Records for this exercise -
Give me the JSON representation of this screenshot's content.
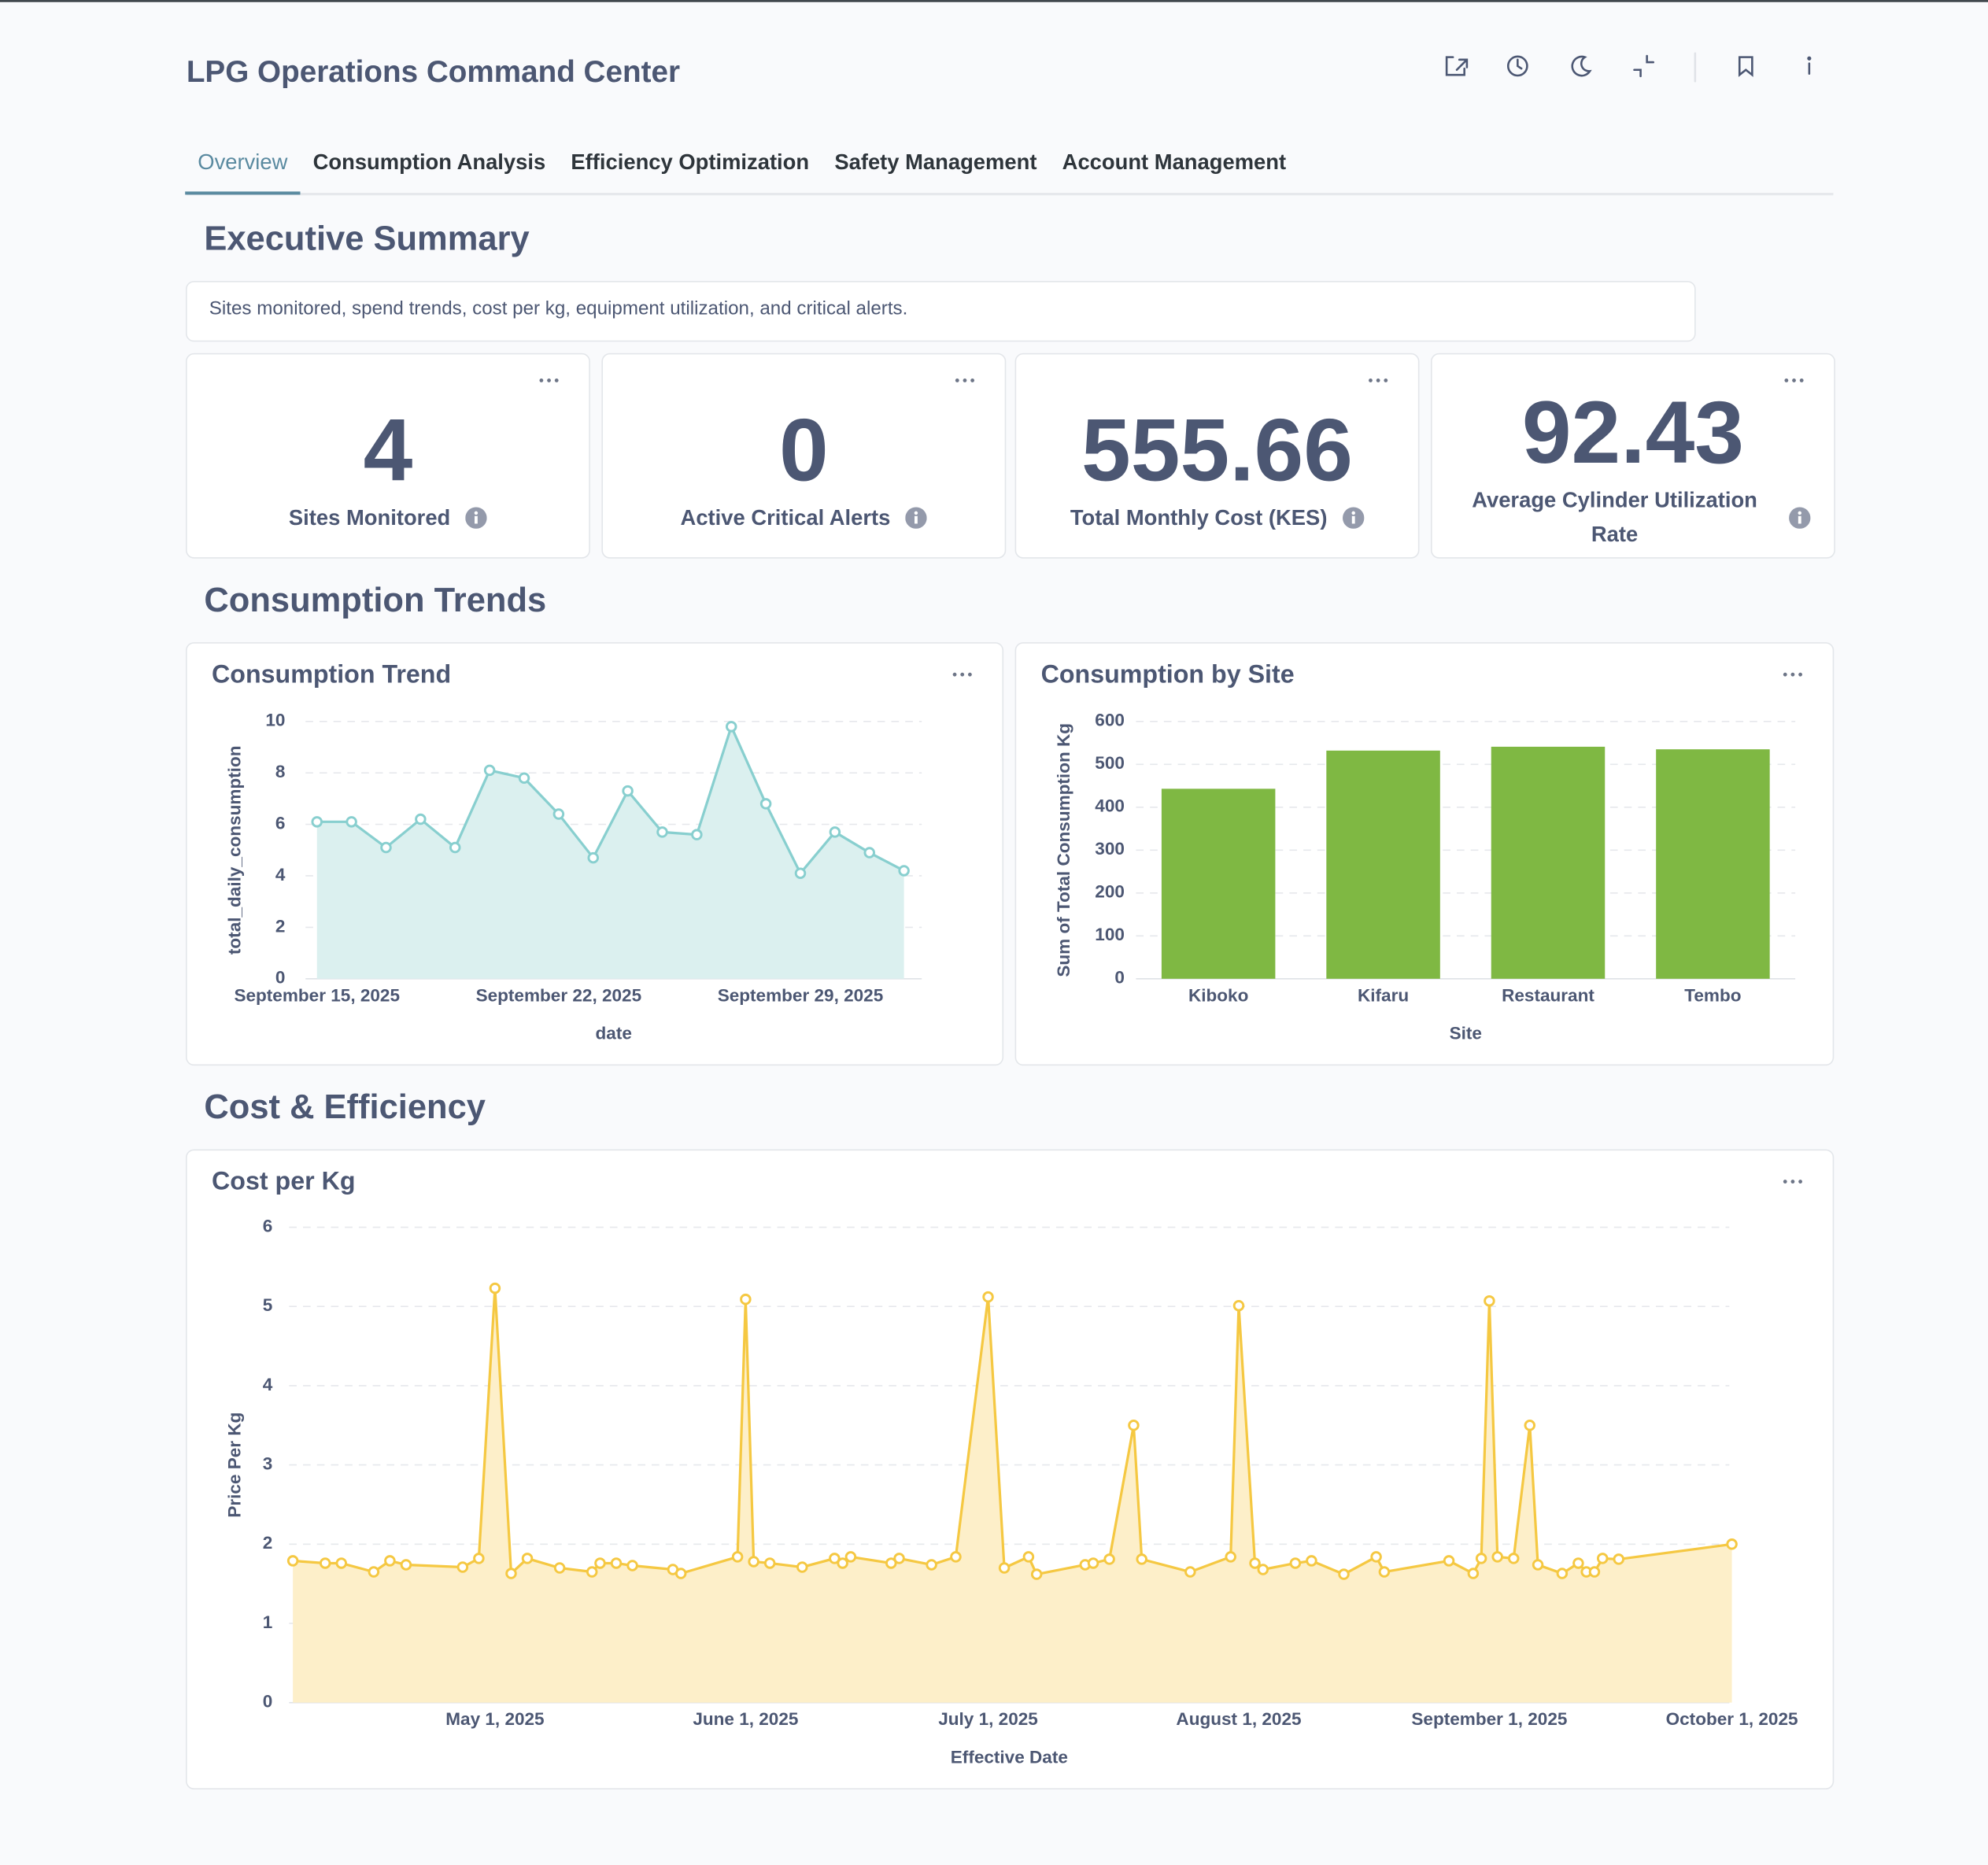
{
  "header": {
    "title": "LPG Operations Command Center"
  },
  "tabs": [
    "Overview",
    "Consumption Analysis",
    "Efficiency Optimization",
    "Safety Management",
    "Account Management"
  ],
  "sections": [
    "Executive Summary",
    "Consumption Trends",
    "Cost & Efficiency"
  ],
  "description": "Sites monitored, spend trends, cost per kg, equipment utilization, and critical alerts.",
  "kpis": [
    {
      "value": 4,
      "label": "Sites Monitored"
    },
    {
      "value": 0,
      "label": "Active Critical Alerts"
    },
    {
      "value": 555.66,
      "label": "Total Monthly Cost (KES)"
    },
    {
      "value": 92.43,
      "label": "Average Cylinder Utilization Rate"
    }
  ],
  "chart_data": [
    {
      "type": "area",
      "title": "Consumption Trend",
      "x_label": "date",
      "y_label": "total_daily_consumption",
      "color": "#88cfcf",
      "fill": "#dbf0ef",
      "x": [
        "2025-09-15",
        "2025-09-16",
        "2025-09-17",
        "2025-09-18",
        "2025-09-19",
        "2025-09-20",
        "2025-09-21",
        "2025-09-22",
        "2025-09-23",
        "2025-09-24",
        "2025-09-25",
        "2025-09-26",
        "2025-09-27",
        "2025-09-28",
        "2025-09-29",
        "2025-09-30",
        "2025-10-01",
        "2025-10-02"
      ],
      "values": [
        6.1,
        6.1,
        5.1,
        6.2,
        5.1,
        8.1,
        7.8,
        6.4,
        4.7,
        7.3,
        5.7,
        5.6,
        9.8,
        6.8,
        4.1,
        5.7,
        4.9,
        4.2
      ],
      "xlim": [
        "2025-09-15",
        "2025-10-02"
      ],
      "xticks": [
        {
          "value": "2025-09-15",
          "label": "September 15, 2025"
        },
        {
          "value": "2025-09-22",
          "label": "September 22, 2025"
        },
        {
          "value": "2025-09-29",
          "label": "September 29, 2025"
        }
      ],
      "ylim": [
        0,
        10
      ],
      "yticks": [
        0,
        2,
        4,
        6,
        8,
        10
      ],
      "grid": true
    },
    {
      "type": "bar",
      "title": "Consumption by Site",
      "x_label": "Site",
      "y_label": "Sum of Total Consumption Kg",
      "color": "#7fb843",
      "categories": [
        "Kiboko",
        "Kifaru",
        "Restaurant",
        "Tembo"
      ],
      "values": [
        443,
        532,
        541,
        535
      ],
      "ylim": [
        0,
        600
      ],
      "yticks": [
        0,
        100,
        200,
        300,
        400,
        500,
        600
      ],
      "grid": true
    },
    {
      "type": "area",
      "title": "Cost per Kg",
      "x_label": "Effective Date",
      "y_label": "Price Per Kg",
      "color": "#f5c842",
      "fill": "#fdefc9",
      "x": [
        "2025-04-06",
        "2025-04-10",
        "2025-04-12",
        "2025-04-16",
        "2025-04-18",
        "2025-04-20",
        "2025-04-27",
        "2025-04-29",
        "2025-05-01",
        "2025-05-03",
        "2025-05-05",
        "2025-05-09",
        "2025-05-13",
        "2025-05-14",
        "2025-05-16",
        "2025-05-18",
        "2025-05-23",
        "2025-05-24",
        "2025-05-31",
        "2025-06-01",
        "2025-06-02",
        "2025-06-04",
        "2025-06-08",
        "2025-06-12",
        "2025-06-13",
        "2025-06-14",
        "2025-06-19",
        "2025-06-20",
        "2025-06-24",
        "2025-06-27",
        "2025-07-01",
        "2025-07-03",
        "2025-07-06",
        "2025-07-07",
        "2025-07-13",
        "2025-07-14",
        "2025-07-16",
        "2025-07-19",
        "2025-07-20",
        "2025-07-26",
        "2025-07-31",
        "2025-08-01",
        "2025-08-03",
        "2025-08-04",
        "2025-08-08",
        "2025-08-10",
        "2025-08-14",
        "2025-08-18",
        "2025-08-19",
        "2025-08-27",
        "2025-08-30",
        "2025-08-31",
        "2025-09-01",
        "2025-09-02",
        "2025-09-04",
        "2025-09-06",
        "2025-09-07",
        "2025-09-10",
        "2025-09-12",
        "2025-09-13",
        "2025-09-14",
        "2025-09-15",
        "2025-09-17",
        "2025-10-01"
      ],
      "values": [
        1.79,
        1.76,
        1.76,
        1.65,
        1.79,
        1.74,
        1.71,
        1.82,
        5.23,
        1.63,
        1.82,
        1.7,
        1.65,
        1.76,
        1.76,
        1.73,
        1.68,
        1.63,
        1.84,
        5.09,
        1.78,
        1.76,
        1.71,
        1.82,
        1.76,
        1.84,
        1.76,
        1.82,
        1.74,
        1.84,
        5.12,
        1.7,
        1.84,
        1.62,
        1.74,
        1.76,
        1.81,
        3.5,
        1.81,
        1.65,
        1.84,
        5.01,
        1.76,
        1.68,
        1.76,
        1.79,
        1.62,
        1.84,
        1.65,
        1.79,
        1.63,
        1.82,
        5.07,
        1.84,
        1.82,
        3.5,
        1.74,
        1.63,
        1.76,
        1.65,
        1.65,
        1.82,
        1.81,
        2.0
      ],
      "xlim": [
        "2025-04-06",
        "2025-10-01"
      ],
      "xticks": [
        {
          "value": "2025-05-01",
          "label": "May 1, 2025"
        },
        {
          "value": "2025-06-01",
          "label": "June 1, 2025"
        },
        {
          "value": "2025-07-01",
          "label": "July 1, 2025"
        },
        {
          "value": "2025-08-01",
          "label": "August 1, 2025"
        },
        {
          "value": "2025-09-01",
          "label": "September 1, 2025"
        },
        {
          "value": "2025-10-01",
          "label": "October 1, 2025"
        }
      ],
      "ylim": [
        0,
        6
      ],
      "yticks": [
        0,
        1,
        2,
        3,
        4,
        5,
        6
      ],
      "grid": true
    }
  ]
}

Given exercise - Pull out every line of the records above that contains the word "Efficiency".

Task solution -
    "Efficiency Optimization",
    "Cost & Efficiency"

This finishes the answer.